Document passage ::
- Opening Delimiter -

It happens again tonight with the hastily-planned Living Room Concert for America (Fox, 9 p.m.) hosted by Elton John, with performances from Alicia Keys, Backstreet Boys, Billie Eilish, Billy Joe Armstrong, Mariah Carey, Sam Smith, H.E.R., Dave Growl, Camila Cabello and Tim McGraw. The caveat: Each performance is filmed in their own homes with their own equipment. It’s raising money for Feeding America and First Responders Children’s Foundation.

“The Library of Congress Gershwin Prize for Popular Song” (PBS, 9 p.m., check local listings) was held recently enough here in D.C. that I questioned when honoree Garth Brooks shook my hand on the red carpet. But that’s his whole deal: Country nice guy and big seller. The roster of stars who come out to do his songs include Keith Urban, Chris Stapleton, Ricky Skaggs and Brooks’ wife Trisha Yearwood. But Brooks there a wrench into the well-planned event by playing an hour of acoustic covers from 70s songwriters. I have no idea how they’ll edit it down for broadcast. Here’s a piece I wrote about the event for Entertainment Weekly.

The ninth season premiere of “Call the Midwife” (PBS, 8 p.m., check local listings) begins with the 1965 funeral of Winston Churchill.

Tim Heidecker and Eric Wareheim, the surreal humorists behind th long running “Tim and Eric Awesome Show, Great Job!” try their hand at a sitcom with their usual weird approach in “Beef House” (Adult Swim, 12:15 a.m.). It follows the debut of a comedy about three housewives produced in part by Amy Poehler, “Three Busy Debras” (Adult Swim, midnight).

While Elton John plays in the charity concert “Collector’s Call” (MeTV, 9:30 p.m.) features an Elton John superman who has been collecting for more than 40 years.

- Closing Delimiter -

Input data ::
- Opening Delimiter -

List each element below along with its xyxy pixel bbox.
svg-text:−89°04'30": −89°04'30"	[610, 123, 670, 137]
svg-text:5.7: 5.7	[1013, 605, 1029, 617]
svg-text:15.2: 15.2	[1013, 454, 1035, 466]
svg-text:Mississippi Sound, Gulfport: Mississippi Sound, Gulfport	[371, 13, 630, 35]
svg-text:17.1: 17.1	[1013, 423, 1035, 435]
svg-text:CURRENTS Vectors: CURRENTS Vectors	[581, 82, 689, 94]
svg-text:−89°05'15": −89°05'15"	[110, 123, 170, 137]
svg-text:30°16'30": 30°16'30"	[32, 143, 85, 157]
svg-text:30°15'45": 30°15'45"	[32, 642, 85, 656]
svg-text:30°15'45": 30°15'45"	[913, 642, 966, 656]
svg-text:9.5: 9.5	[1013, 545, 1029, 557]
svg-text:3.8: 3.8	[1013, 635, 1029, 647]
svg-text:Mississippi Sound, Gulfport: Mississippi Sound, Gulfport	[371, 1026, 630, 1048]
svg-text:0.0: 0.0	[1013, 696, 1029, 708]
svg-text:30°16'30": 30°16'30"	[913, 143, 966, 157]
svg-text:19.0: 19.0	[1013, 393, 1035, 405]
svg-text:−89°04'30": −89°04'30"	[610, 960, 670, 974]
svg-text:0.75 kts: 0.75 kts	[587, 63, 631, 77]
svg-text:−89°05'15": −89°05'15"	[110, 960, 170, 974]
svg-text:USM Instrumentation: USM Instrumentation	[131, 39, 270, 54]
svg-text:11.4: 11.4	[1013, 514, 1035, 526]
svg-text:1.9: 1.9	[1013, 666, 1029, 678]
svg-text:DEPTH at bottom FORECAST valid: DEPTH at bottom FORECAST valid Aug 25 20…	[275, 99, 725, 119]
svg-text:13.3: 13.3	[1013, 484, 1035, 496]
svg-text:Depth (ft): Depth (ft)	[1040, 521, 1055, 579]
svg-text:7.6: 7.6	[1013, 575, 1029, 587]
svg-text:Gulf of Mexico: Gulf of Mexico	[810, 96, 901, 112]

- Closing Delimiter -

Task to complete :: Which TV networks does the TV listings column name as airing a program? List each network once.

Task response :: Fox, PBS, Adult Swim, MeTV